━━━ Data shown ━━━

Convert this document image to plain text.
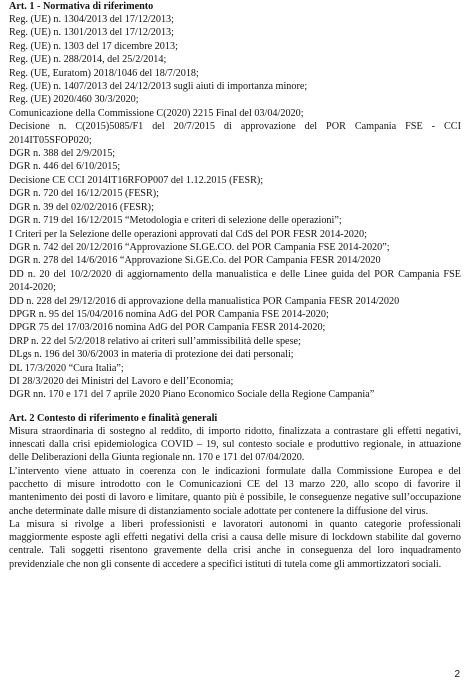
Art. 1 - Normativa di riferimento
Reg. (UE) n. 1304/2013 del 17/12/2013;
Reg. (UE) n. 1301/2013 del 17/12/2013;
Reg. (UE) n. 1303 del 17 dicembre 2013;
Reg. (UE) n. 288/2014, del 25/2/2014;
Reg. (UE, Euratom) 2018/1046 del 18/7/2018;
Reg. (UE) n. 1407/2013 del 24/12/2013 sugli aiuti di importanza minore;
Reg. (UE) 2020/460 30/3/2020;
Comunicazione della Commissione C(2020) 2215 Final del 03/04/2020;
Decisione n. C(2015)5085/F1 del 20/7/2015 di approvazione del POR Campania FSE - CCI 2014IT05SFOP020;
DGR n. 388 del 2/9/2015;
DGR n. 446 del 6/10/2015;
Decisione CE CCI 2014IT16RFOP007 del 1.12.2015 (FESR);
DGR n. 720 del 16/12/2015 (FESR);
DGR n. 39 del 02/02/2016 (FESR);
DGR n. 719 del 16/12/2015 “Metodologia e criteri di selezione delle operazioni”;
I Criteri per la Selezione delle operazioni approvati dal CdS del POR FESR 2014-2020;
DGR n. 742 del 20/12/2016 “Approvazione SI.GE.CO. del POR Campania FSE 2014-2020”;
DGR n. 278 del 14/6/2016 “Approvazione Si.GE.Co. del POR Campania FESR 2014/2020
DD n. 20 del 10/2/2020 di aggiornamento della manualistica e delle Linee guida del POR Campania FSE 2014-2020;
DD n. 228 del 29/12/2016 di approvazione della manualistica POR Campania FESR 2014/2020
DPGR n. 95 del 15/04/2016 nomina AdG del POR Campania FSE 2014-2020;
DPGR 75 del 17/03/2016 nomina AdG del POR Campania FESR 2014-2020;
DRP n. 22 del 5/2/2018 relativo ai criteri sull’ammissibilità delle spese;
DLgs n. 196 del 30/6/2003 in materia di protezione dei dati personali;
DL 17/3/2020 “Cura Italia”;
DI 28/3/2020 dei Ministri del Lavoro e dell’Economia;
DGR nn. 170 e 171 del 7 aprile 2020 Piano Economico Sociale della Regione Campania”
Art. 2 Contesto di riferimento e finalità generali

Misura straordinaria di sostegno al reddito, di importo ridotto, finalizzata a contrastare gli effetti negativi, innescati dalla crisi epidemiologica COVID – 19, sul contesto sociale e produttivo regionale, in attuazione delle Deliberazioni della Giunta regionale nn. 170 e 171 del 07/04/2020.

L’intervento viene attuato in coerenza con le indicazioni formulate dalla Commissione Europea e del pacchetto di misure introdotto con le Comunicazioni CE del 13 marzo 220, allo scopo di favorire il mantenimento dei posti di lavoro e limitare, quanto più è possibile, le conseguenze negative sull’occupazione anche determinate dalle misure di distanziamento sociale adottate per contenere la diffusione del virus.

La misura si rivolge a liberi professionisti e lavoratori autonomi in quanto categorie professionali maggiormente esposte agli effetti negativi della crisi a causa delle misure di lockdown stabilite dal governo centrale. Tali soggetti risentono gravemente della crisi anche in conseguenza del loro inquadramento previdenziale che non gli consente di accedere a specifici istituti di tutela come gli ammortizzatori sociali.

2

━━━
━━━ Data shown ━━━

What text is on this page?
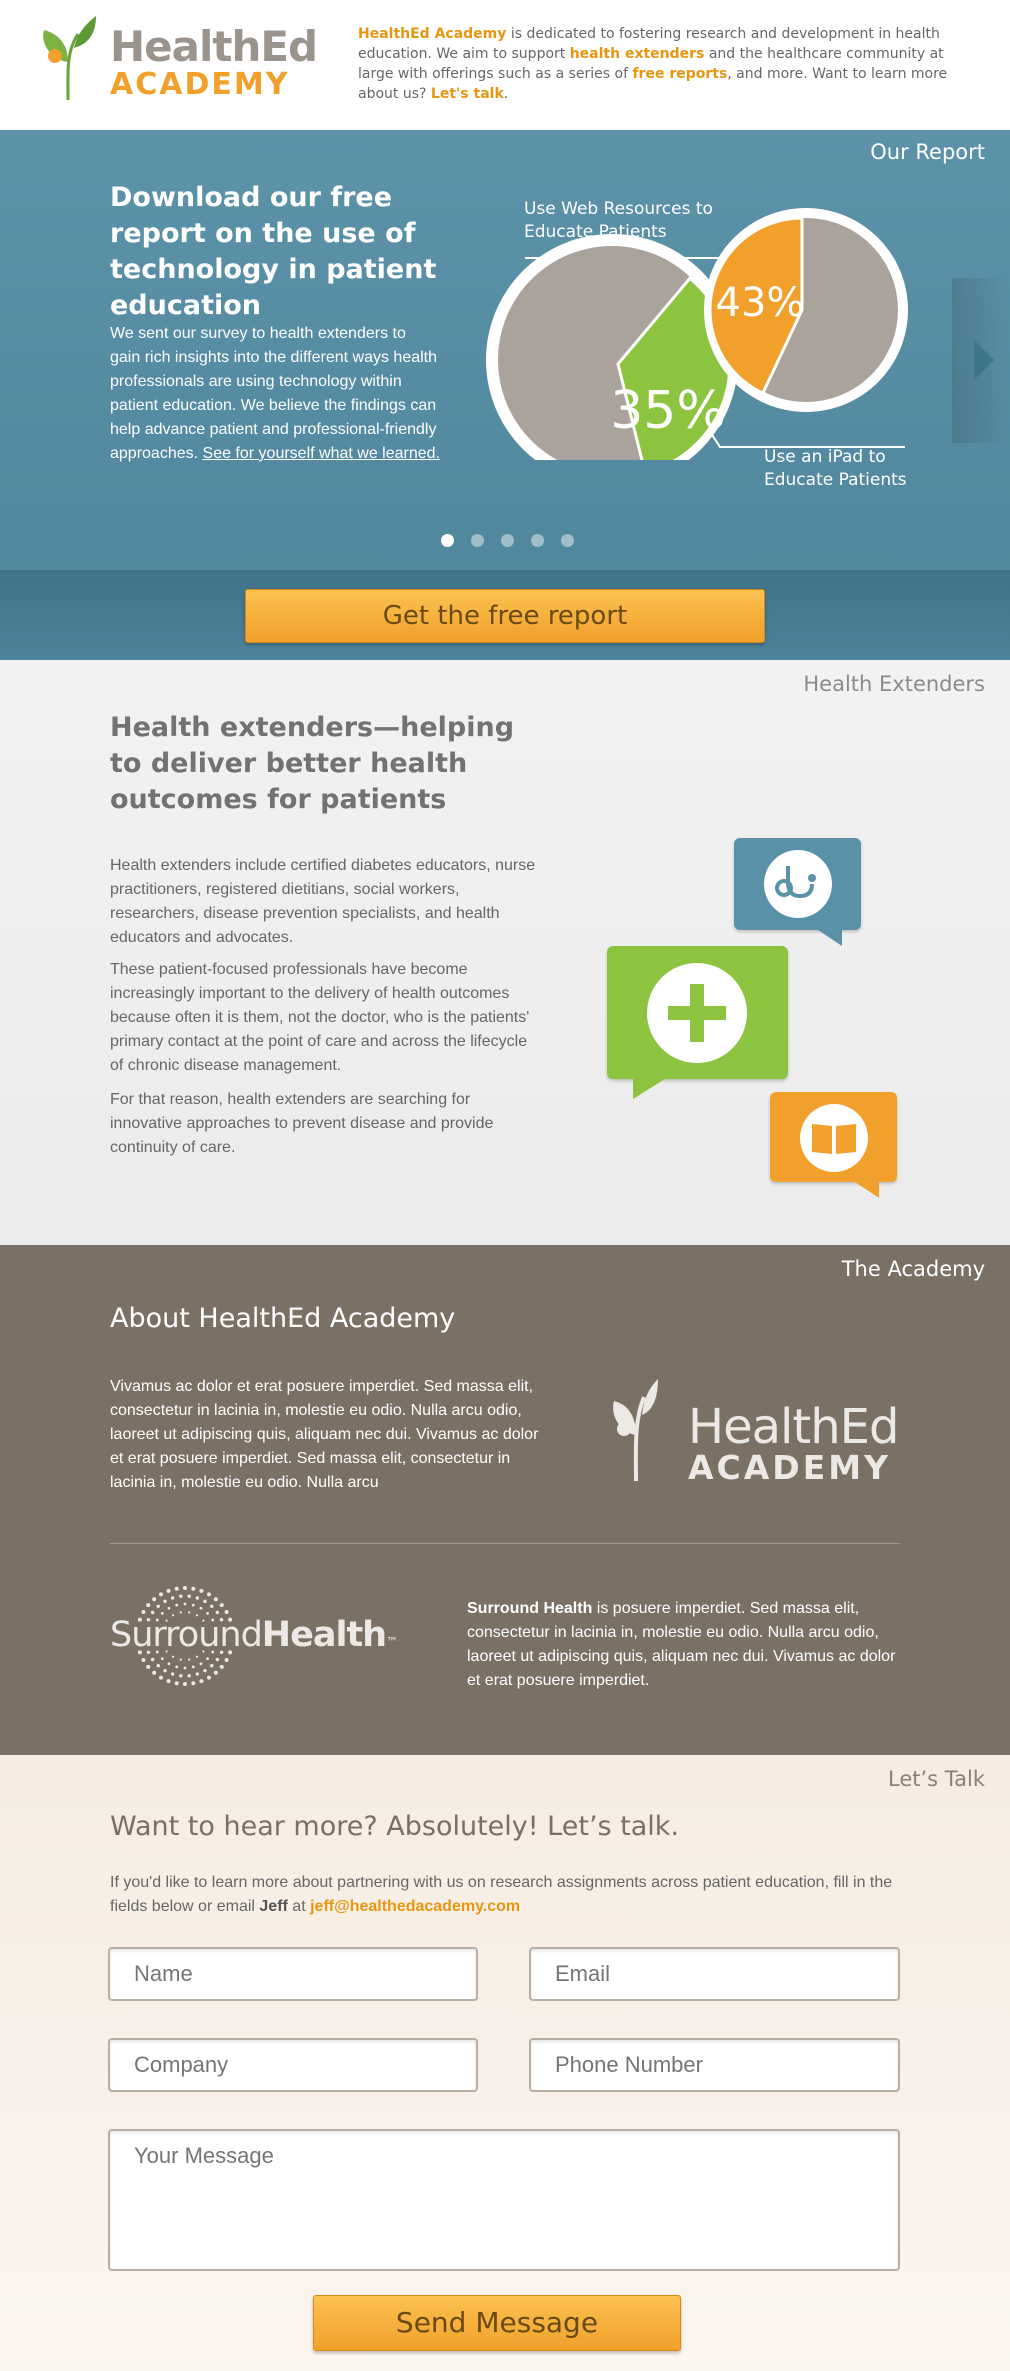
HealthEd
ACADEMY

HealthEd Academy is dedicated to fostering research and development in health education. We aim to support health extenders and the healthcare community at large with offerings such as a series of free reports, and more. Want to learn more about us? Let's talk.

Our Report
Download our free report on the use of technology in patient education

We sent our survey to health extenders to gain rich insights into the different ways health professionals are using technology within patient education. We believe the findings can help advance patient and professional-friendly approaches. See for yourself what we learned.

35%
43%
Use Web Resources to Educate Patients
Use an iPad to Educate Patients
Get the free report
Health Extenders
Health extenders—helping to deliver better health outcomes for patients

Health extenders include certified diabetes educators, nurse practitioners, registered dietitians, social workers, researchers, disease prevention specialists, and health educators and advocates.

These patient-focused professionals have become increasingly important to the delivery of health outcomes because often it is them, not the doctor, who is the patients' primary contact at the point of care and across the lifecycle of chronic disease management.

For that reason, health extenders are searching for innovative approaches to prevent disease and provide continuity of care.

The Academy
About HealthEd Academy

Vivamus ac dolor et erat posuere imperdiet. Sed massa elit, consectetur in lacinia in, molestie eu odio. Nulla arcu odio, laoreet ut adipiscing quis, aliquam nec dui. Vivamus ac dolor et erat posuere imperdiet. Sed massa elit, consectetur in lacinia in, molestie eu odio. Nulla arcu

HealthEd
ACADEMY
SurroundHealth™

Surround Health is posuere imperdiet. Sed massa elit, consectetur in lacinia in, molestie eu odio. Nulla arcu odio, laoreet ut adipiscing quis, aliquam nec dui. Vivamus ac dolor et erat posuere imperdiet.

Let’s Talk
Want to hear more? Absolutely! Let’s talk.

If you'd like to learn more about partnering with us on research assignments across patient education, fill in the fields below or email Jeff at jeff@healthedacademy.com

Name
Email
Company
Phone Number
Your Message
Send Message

━━━
━━━ Data shown ━━━

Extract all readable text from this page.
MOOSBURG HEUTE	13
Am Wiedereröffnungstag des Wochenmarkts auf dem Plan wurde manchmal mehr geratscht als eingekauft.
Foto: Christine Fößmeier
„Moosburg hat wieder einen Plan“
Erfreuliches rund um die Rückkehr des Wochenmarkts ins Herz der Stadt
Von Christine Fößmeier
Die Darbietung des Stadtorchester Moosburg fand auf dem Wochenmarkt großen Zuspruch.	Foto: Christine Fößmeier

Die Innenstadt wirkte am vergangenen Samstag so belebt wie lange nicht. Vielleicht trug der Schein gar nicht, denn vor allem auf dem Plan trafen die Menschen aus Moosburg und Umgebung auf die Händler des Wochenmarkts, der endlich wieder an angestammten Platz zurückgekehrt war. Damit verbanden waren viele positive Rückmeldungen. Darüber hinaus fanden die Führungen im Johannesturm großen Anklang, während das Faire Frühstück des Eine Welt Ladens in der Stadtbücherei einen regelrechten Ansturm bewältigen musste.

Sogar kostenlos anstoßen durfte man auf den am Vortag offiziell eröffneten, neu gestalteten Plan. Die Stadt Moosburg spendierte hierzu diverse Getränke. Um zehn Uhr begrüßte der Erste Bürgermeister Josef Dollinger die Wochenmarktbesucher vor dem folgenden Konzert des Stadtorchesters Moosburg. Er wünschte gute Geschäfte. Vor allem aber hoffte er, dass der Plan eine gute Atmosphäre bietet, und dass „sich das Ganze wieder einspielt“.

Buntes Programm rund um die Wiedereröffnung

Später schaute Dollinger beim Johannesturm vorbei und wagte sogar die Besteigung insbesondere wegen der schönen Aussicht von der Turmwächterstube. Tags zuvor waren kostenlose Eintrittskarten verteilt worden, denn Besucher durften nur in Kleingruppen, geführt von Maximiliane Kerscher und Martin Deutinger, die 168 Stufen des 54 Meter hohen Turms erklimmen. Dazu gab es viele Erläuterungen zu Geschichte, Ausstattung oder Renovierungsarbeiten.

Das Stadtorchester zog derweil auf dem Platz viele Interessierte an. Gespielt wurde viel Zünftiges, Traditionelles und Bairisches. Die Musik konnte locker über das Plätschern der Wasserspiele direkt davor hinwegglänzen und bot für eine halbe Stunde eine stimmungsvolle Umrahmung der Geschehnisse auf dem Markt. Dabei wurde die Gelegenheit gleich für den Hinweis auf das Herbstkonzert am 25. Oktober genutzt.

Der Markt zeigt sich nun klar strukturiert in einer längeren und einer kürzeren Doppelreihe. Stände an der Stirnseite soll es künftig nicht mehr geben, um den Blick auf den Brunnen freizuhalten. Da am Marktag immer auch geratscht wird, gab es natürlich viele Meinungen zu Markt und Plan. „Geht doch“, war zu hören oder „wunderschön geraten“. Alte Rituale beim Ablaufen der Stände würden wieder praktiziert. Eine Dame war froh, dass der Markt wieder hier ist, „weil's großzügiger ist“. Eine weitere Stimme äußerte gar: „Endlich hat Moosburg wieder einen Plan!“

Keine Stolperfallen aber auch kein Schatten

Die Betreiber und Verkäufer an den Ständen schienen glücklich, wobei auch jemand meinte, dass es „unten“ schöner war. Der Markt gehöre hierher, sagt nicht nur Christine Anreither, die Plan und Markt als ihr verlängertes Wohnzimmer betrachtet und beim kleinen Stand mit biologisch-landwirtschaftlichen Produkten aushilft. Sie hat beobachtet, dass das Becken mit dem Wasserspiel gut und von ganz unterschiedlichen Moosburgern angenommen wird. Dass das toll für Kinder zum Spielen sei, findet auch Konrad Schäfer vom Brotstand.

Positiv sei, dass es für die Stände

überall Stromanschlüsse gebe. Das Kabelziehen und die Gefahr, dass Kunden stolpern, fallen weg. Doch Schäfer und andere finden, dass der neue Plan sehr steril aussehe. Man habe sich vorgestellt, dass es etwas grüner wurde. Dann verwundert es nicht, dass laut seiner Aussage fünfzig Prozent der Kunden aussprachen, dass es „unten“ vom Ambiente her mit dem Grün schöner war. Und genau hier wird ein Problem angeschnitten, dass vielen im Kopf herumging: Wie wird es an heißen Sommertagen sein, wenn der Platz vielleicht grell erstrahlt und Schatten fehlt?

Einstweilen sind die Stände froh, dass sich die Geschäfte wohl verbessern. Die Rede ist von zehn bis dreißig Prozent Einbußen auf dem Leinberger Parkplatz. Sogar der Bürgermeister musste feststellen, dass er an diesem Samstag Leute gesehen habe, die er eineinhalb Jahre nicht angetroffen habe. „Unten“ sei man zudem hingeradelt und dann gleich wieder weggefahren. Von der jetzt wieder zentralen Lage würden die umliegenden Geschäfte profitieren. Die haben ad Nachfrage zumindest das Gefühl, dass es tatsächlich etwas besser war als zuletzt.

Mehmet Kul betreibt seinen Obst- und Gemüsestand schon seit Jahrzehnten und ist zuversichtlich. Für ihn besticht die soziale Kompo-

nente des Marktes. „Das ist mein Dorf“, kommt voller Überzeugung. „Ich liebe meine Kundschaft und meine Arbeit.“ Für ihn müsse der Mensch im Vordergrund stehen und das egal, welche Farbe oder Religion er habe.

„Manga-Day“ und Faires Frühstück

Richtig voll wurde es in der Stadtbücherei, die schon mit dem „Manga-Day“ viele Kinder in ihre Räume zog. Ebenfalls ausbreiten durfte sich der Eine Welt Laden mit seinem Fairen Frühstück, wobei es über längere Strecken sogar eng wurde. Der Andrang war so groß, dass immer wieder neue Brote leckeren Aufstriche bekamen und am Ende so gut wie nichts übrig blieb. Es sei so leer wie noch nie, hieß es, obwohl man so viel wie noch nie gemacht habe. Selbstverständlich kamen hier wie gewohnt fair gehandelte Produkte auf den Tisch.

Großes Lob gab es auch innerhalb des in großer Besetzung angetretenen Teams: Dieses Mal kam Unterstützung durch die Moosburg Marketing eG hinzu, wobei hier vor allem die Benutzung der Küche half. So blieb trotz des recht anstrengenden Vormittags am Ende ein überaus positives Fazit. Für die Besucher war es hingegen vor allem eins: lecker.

━━━

• About this exercise
Filter the listing above by the word "nomina"; copy each line that passes.

• Exercise output
DPGR n. 95 del 15/04/2016 nomina AdG del POR Campania FSE 2014-2020;
DPGR 75 del 17/03/2016 nomina AdG del POR Campania FESR 2014-2020;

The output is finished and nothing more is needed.